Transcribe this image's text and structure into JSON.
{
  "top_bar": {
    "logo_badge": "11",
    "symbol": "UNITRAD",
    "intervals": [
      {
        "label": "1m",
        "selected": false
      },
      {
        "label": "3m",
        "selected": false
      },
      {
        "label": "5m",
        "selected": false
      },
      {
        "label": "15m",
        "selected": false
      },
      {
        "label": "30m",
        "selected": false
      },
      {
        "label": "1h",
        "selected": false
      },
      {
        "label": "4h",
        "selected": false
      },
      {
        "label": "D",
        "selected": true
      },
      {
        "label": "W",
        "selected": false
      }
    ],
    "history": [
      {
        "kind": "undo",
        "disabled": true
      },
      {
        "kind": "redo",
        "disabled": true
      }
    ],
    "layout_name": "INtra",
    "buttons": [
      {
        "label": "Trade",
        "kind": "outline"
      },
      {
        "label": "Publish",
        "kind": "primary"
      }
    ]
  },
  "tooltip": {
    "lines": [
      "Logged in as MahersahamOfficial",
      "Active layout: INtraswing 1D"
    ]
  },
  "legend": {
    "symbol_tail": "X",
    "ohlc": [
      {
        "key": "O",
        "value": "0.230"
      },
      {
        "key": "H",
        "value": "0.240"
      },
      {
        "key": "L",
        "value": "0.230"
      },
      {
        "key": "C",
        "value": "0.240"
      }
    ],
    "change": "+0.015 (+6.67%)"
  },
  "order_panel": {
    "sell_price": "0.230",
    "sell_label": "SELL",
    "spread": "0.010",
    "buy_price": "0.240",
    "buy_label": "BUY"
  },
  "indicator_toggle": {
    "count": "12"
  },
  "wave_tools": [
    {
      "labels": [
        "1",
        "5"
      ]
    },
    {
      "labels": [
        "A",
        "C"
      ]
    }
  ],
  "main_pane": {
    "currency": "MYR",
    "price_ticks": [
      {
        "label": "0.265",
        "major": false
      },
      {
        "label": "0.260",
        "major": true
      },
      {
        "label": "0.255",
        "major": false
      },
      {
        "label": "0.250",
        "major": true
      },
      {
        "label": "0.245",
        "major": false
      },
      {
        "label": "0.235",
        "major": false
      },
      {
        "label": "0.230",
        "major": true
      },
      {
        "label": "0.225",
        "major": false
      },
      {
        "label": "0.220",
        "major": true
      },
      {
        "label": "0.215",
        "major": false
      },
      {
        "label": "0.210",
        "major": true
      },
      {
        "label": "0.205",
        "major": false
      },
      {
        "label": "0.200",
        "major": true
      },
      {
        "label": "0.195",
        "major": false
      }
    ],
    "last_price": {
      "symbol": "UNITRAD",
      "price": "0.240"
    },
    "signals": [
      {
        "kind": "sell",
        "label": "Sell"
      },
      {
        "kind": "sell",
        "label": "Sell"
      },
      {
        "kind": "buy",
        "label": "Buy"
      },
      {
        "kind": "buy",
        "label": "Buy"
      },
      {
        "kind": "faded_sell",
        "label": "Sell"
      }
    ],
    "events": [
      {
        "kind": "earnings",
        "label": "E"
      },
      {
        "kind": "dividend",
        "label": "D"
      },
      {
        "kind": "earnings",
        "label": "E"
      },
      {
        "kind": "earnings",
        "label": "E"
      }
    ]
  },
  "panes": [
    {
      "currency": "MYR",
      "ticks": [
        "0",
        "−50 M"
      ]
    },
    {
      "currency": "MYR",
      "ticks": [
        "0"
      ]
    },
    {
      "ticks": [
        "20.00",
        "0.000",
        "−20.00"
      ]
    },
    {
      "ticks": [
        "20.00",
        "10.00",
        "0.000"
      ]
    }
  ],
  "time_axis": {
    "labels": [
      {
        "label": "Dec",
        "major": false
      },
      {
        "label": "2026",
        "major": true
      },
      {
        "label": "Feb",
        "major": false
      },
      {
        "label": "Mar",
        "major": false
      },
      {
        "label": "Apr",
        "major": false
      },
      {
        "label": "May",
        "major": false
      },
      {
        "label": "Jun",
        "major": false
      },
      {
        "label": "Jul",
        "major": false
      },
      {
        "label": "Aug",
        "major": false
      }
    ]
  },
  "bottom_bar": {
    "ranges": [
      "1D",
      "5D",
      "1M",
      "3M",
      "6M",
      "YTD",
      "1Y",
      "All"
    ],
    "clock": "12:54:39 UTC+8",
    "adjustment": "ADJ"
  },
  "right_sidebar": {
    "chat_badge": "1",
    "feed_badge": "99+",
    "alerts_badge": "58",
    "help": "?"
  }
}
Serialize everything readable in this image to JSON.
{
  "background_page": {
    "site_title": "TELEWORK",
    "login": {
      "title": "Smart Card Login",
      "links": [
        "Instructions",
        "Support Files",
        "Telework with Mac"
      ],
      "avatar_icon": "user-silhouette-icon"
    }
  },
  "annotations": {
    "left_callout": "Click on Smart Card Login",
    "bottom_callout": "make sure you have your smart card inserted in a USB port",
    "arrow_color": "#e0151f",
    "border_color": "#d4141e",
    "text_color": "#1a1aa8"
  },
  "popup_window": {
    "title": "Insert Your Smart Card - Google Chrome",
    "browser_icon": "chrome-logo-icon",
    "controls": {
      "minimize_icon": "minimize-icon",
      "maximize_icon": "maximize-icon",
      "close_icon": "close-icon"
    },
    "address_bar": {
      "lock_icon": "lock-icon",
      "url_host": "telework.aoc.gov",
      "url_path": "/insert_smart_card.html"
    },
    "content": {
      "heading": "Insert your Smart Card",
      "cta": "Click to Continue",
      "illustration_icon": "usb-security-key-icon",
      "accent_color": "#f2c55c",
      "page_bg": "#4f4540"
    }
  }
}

=======

_Description of the task_: Look through the data above. Each line containing the word "JSON" needs to be copied.

_Full solution_:
Transcribe this image's text and structure into JSON.
Serialize everything readable in this image to JSON.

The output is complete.